What you should do → Reproduce the lines below word for word, keeping every character unchanged.

Data provided →

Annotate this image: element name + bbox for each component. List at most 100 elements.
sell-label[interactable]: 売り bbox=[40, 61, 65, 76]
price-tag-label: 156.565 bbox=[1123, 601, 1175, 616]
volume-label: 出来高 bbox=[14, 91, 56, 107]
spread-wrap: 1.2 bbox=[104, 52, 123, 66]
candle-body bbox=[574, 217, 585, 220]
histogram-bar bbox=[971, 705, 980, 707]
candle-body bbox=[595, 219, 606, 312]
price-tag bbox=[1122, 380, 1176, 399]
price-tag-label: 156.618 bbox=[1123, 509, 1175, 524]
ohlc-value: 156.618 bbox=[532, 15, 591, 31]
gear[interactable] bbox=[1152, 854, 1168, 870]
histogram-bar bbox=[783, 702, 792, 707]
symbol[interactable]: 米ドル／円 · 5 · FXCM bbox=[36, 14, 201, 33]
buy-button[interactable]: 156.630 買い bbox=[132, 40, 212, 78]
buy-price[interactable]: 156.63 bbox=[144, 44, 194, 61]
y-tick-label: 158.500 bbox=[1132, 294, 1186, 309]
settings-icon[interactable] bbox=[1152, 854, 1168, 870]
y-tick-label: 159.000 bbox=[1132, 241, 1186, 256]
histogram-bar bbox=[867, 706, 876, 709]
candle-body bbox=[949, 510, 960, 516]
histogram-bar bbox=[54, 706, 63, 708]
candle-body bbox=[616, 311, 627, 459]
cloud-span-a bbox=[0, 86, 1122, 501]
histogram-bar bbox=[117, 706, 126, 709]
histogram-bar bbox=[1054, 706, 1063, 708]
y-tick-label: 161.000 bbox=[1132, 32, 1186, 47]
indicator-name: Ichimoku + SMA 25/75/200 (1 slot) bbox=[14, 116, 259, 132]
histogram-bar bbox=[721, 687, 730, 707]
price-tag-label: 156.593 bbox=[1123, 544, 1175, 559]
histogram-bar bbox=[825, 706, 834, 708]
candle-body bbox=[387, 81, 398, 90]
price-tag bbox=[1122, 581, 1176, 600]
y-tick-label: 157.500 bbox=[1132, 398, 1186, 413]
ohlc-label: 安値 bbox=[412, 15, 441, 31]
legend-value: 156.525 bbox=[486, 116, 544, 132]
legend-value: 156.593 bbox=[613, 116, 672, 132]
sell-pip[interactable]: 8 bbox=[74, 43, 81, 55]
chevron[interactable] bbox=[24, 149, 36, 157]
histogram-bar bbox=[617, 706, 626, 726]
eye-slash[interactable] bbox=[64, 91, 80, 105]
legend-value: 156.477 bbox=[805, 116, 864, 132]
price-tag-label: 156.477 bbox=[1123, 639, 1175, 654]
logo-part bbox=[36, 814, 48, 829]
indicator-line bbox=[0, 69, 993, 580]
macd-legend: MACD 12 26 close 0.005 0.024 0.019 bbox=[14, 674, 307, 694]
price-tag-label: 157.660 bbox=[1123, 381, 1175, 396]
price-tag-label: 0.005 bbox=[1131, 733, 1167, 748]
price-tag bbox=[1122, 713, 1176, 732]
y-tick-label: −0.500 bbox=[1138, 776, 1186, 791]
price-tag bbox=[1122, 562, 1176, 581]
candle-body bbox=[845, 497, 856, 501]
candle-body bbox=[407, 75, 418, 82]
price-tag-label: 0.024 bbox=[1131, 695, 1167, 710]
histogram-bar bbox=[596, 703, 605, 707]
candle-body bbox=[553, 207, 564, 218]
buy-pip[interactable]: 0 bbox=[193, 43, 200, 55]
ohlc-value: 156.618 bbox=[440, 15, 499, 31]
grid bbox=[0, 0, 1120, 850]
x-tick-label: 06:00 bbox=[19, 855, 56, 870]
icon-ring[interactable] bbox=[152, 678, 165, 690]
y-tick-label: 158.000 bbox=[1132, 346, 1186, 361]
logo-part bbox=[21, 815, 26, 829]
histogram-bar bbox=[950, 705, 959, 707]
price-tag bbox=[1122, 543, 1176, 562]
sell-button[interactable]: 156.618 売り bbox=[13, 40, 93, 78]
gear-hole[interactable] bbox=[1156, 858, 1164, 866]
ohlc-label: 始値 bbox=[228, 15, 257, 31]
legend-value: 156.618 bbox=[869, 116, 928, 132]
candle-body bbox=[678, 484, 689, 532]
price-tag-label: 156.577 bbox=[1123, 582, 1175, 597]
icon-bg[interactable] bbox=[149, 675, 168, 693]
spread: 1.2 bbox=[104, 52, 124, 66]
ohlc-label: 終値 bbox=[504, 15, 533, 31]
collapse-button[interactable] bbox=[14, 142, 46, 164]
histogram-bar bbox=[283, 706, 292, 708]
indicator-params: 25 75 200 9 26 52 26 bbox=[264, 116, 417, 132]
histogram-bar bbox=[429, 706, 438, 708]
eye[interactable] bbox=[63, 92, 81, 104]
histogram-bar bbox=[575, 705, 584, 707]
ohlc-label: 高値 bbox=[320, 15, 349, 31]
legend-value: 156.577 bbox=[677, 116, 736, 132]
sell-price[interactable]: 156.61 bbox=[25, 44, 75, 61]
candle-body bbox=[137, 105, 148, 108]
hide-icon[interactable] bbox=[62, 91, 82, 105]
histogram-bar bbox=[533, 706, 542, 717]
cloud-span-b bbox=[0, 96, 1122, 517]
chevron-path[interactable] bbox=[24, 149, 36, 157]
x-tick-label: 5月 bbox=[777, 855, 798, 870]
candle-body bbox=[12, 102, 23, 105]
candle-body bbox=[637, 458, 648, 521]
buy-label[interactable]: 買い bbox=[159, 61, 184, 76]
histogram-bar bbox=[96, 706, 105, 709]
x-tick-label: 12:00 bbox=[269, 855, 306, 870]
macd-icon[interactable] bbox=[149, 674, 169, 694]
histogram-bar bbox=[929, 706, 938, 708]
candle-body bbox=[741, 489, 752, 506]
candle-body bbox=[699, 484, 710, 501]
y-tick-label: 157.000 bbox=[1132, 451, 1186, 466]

Solution →
Annotate this image: element name + bbox for each component. List at most 100 elements.
sell-label[interactable]: 売り bbox=[40, 61, 65, 76]
price-tag-label: 156.565 bbox=[1123, 601, 1175, 616]
volume-label: 出来高 bbox=[14, 91, 56, 107]
spread-wrap: 1.2 bbox=[104, 52, 123, 66]
candle-body bbox=[574, 217, 585, 220]
histogram-bar bbox=[971, 705, 980, 707]
candle-body bbox=[595, 219, 606, 312]
price-tag bbox=[1122, 380, 1176, 399]
price-tag-label: 156.618 bbox=[1123, 509, 1175, 524]
ohlc-value: 156.618 bbox=[532, 15, 591, 31]
gear[interactable] bbox=[1152, 854, 1168, 870]
histogram-bar bbox=[783, 702, 792, 707]
symbol[interactable]: 米ドル／円 · 5 · FXCM bbox=[36, 14, 201, 33]
buy-button[interactable]: 156.630 買い bbox=[132, 40, 212, 78]
buy-price[interactable]: 156.63 bbox=[144, 44, 194, 61]
y-tick-label: 158.500 bbox=[1132, 294, 1186, 309]
settings-icon[interactable] bbox=[1152, 854, 1168, 870]
y-tick-label: 159.000 bbox=[1132, 241, 1186, 256]
histogram-bar bbox=[867, 706, 876, 709]
candle-body bbox=[949, 510, 960, 516]
histogram-bar bbox=[54, 706, 63, 708]
candle-body bbox=[616, 311, 627, 459]
cloud-span-a bbox=[0, 86, 1122, 501]
histogram-bar bbox=[117, 706, 126, 709]
histogram-bar bbox=[1054, 706, 1063, 708]
y-tick-label: 161.000 bbox=[1132, 32, 1186, 47]
indicator-name: Ichimoku + SMA 25/75/200 (1 slot) bbox=[14, 116, 259, 132]
histogram-bar bbox=[721, 687, 730, 707]
price-tag-label: 156.593 bbox=[1123, 544, 1175, 559]
histogram-bar bbox=[825, 706, 834, 708]
candle-body bbox=[387, 81, 398, 90]
price-tag bbox=[1122, 581, 1176, 600]
y-tick-label: 157.500 bbox=[1132, 398, 1186, 413]
ohlc-label: 安値 bbox=[412, 15, 441, 31]
legend-value: 156.525 bbox=[486, 116, 544, 132]
legend-value: 156.593 bbox=[613, 116, 672, 132]
sell-pip[interactable]: 8 bbox=[74, 43, 81, 55]
chevron[interactable] bbox=[24, 149, 36, 157]
histogram-bar bbox=[617, 706, 626, 726]
eye-slash[interactable] bbox=[64, 91, 80, 105]
legend-value: 156.477 bbox=[805, 116, 864, 132]
price-tag-label: 156.477 bbox=[1123, 639, 1175, 654]
logo-part bbox=[36, 814, 48, 829]
indicator-line bbox=[0, 69, 993, 580]
macd-legend: MACD 12 26 close 0.005 0.024 0.019 bbox=[14, 674, 307, 694]
price-tag-label: 157.660 bbox=[1123, 381, 1175, 396]
price-tag-label: 0.005 bbox=[1131, 733, 1167, 748]
price-tag bbox=[1122, 713, 1176, 732]
y-tick-label: −0.500 bbox=[1138, 776, 1186, 791]
price-tag bbox=[1122, 562, 1176, 581]
candle-body bbox=[845, 497, 856, 501]
candle-body bbox=[407, 75, 418, 82]
price-tag-label: 0.024 bbox=[1131, 695, 1167, 710]
histogram-bar bbox=[596, 703, 605, 707]
candle-body bbox=[553, 207, 564, 218]
buy-pip[interactable]: 0 bbox=[193, 43, 200, 55]
ohlc-value: 156.618 bbox=[440, 15, 499, 31]
grid bbox=[0, 0, 1120, 850]
x-tick-label: 06:00 bbox=[19, 855, 56, 870]
icon-ring[interactable] bbox=[152, 678, 165, 690]
y-tick-label: 158.000 bbox=[1132, 346, 1186, 361]
logo-part bbox=[21, 815, 26, 829]
histogram-bar bbox=[950, 705, 959, 707]
price-tag bbox=[1122, 543, 1176, 562]
sell-button[interactable]: 156.618 売り bbox=[13, 40, 93, 78]
gear-hole[interactable] bbox=[1156, 858, 1164, 866]
ohlc-label: 始値 bbox=[228, 15, 257, 31]
legend-value: 156.618 bbox=[869, 116, 928, 132]
candle-body bbox=[678, 484, 689, 532]
price-tag-label: 156.577 bbox=[1123, 582, 1175, 597]
icon-bg[interactable] bbox=[149, 675, 168, 693]
spread: 1.2 bbox=[104, 52, 124, 66]
ohlc-label: 終値 bbox=[504, 15, 533, 31]
collapse-button[interactable] bbox=[14, 142, 46, 164]
histogram-bar bbox=[283, 706, 292, 708]
indicator-params: 25 75 200 9 26 52 26 bbox=[264, 116, 417, 132]
histogram-bar bbox=[429, 706, 438, 708]
eye[interactable] bbox=[63, 92, 81, 104]
histogram-bar bbox=[575, 705, 584, 707]
ohlc-label: 高値 bbox=[320, 15, 349, 31]
legend-value: 156.577 bbox=[677, 116, 736, 132]
sell-price[interactable]: 156.61 bbox=[25, 44, 75, 61]
candle-body bbox=[137, 105, 148, 108]
hide-icon[interactable] bbox=[62, 91, 82, 105]
histogram-bar bbox=[533, 706, 542, 717]
cloud-span-b bbox=[0, 96, 1122, 517]
chevron-path[interactable] bbox=[24, 149, 36, 157]
x-tick-label: 5月 bbox=[777, 855, 798, 870]
candle-body bbox=[12, 102, 23, 105]
candle-body bbox=[637, 458, 648, 521]
buy-label[interactable]: 買い bbox=[159, 61, 184, 76]
histogram-bar bbox=[96, 706, 105, 709]
x-tick-label: 12:00 bbox=[269, 855, 306, 870]
macd-icon[interactable] bbox=[149, 674, 169, 694]
histogram-bar bbox=[929, 706, 938, 708]
candle-body bbox=[741, 489, 752, 506]
candle-body bbox=[699, 484, 710, 501]
y-tick-label: 157.000 bbox=[1132, 451, 1186, 466]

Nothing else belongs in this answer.